- [TASK DETAILS]
Set down all of the data that follows word for word, without the images.

■ ■ ■ ■ ■

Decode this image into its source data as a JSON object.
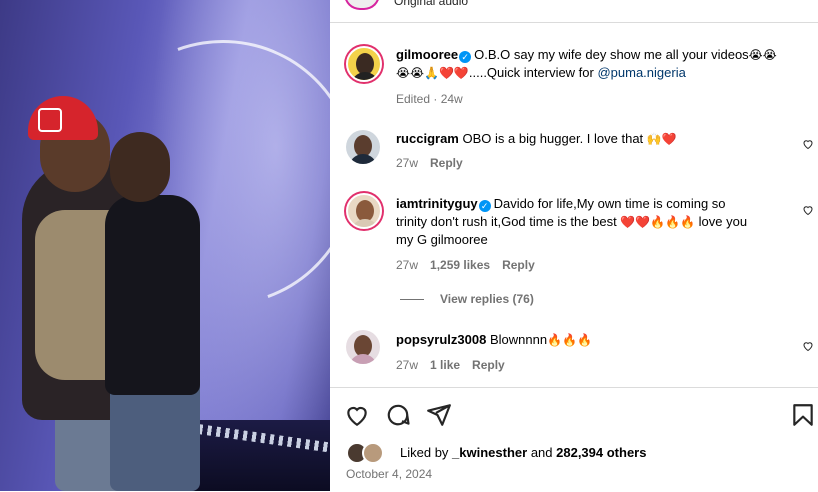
{
  "top": {
    "audio_label": "Original audio"
  },
  "caption": {
    "username": "gilmooree",
    "text_line1": "O.B.O say my wife dey show me all your videos",
    "emoji_line1": "😭😭",
    "emoji_line2": "😭😭🙏❤️❤️",
    "text_line2": ".....Quick interview for ",
    "mention": "@puma.nigeria",
    "meta_edited": "Edited · 24w"
  },
  "comments": [
    {
      "username": "ruccigram",
      "text": "OBO is a big hugger. I love that ",
      "emoji": "🙌❤️",
      "time": "27w",
      "reply_label": "Reply"
    },
    {
      "username": "iamtrinityguy",
      "line1": "Davido for life,My own time is coming so",
      "line2_pre": "trinity don't rush it,God time is the best ",
      "line2_emoji": "❤️❤️🔥🔥🔥",
      "line2_post": " love you",
      "line3": "my G gilmooree",
      "time": "27w",
      "likes": "1,259 likes",
      "reply_label": "Reply"
    },
    {
      "username": "popsyrulz3008",
      "text": "Blownnnn",
      "emoji": "🔥🔥🔥",
      "time": "27w",
      "likes": "1 like",
      "reply_label": "Reply"
    }
  ],
  "view_replies": "View replies (76)",
  "footer": {
    "liked_by_prefix": "Liked by ",
    "liked_by_user": "_kwinesther",
    "liked_by_and": " and ",
    "liked_by_count": "282,394 others",
    "date": "October 4, 2024"
  },
  "icons": [
    "heart-icon",
    "comment-icon",
    "share-icon",
    "bookmark-icon",
    "verified-icon"
  ],
  "colors": {
    "verified": "#0095f6",
    "ring": "#e1306c",
    "meta": "#737373",
    "mention": "#00376b"
  }
}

■ ■ ■ ■ ■

- [TASK SOLUTION]
Decode this image into its source data as a JSON object.
{
  "top": {
    "audio_label": "Original audio"
  },
  "caption": {
    "username": "gilmooree",
    "text_line1": "O.B.O say my wife dey show me all your videos",
    "emoji_line1": "😭😭",
    "emoji_line2": "😭😭🙏❤️❤️",
    "text_line2": ".....Quick interview for ",
    "mention": "@puma.nigeria",
    "meta_edited": "Edited · 24w"
  },
  "comments": [
    {
      "username": "ruccigram",
      "text": "OBO is a big hugger. I love that ",
      "emoji": "🙌❤️",
      "time": "27w",
      "reply_label": "Reply"
    },
    {
      "username": "iamtrinityguy",
      "line1": "Davido for life,My own time is coming so",
      "line2_pre": "trinity don't rush it,God time is the best ",
      "line2_emoji": "❤️❤️🔥🔥🔥",
      "line2_post": " love you",
      "line3": "my G gilmooree",
      "time": "27w",
      "likes": "1,259 likes",
      "reply_label": "Reply"
    },
    {
      "username": "popsyrulz3008",
      "text": "Blownnnn",
      "emoji": "🔥🔥🔥",
      "time": "27w",
      "likes": "1 like",
      "reply_label": "Reply"
    }
  ],
  "view_replies": "View replies (76)",
  "footer": {
    "liked_by_prefix": "Liked by ",
    "liked_by_user": "_kwinesther",
    "liked_by_and": " and ",
    "liked_by_count": "282,394 others",
    "date": "October 4, 2024"
  },
  "icons": [
    "heart-icon",
    "comment-icon",
    "share-icon",
    "bookmark-icon",
    "verified-icon"
  ],
  "colors": {
    "verified": "#0095f6",
    "ring": "#e1306c",
    "meta": "#737373",
    "mention": "#00376b"
  }
}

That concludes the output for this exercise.